§ Task directions
Nothing in the records may be left out or altered; reproduce them all exactly.

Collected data
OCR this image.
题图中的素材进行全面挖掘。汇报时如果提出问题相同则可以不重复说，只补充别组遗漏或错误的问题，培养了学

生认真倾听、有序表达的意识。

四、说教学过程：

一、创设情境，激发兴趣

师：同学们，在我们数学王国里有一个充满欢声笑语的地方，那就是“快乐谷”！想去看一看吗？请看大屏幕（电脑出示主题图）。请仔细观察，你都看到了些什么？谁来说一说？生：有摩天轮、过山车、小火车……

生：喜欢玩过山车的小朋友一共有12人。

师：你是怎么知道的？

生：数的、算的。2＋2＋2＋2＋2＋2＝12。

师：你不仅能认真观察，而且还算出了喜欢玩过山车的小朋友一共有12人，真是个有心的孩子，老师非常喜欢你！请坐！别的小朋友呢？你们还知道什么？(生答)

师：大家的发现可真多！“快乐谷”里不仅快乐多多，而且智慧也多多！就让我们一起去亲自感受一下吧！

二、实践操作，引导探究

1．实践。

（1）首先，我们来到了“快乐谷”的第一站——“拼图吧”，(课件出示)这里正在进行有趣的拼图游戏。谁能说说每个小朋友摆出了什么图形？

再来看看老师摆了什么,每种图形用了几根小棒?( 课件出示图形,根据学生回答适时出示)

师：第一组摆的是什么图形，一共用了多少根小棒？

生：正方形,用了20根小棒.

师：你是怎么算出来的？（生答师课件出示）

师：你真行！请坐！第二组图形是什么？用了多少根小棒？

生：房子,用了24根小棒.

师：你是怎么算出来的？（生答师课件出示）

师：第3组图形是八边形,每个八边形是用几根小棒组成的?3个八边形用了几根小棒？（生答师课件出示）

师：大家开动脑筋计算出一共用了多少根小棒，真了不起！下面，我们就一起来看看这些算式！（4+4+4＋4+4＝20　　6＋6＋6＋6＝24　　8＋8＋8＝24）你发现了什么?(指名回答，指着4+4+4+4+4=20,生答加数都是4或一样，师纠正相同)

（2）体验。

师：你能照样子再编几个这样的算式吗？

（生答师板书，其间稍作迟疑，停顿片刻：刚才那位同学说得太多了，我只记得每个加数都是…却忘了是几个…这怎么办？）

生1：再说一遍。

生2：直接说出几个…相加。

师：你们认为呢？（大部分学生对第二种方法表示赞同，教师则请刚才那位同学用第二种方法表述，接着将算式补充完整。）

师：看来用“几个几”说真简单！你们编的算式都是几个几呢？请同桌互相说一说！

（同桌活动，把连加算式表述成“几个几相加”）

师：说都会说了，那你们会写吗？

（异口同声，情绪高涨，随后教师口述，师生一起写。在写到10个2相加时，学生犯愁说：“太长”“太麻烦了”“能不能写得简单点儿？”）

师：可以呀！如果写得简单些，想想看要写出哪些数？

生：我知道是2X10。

§ Exercise solution
OCR this image.
题图中的素材进行全面挖掘。汇报时如果提出问题相同则可以不重复说，只补充别组遗漏或错误的问题，培养了学

生认真倾听、有序表达的意识。

四、说教学过程：

一、创设情境，激发兴趣

师：同学们，在我们数学王国里有一个充满欢声笑语的地方，那就是“快乐谷”！想去看一看吗？请看大屏幕（电脑出示主题图）。请仔细观察，你都看到了些什么？谁来说一说？生：有摩天轮、过山车、小火车……

生：喜欢玩过山车的小朋友一共有12人。

师：你是怎么知道的？

生：数的、算的。2＋2＋2＋2＋2＋2＝12。

师：你不仅能认真观察，而且还算出了喜欢玩过山车的小朋友一共有12人，真是个有心的孩子，老师非常喜欢你！请坐！别的小朋友呢？你们还知道什么？(生答)

师：大家的发现可真多！“快乐谷”里不仅快乐多多，而且智慧也多多！就让我们一起去亲自感受一下吧！

二、实践操作，引导探究

1．实践。

（1）首先，我们来到了“快乐谷”的第一站——“拼图吧”，(课件出示)这里正在进行有趣的拼图游戏。谁能说说每个小朋友摆出了什么图形？

再来看看老师摆了什么,每种图形用了几根小棒?( 课件出示图形,根据学生回答适时出示)

师：第一组摆的是什么图形，一共用了多少根小棒？

生：正方形,用了20根小棒.

师：你是怎么算出来的？（生答师课件出示）

师：你真行！请坐！第二组图形是什么？用了多少根小棒？

生：房子,用了24根小棒.

师：你是怎么算出来的？（生答师课件出示）

师：第3组图形是八边形,每个八边形是用几根小棒组成的?3个八边形用了几根小棒？（生答师课件出示）

师：大家开动脑筋计算出一共用了多少根小棒，真了不起！下面，我们就一起来看看这些算式！（4+4+4＋4+4＝20　　6＋6＋6＋6＝24　　8＋8＋8＝24）你发现了什么?(指名回答，指着4+4+4+4+4=20,生答加数都是4或一样，师纠正相同)

（2）体验。

师：你能照样子再编几个这样的算式吗？

（生答师板书，其间稍作迟疑，停顿片刻：刚才那位同学说得太多了，我只记得每个加数都是…却忘了是几个…这怎么办？）

生1：再说一遍。

生2：直接说出几个…相加。

师：你们认为呢？（大部分学生对第二种方法表示赞同，教师则请刚才那位同学用第二种方法表述，接着将算式补充完整。）

师：看来用“几个几”说真简单！你们编的算式都是几个几呢？请同桌互相说一说！

（同桌活动，把连加算式表述成“几个几相加”）

师：说都会说了，那你们会写吗？

（异口同声，情绪高涨，随后教师口述，师生一起写。在写到10个2相加时，学生犯愁说：“太长”“太麻烦了”“能不能写得简单点儿？”）

师：可以呀！如果写得简单些，想想看要写出哪些数？

生：我知道是2X10。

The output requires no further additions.